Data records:

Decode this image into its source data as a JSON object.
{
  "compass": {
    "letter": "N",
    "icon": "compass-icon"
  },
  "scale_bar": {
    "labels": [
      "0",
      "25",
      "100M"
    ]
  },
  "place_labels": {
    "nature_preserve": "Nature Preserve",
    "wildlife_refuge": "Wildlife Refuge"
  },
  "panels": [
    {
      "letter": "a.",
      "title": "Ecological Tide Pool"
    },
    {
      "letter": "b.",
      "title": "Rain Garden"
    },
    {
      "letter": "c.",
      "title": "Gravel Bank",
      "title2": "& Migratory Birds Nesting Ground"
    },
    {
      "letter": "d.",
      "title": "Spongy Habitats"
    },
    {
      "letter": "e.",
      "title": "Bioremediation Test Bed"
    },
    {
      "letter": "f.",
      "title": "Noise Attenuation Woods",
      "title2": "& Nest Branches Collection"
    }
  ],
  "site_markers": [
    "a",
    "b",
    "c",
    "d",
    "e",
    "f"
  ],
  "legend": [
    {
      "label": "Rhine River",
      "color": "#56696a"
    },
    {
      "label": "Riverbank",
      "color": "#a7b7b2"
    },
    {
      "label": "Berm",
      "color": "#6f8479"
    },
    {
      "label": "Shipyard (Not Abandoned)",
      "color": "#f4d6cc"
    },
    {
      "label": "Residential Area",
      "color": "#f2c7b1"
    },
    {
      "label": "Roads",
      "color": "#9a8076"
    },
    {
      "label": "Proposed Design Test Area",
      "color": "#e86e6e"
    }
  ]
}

- AIM OF THE EXERCISE
Of all the lines above, how many contain "Test"? Give the number and nothing more.

- FINISHED EXERCISE
2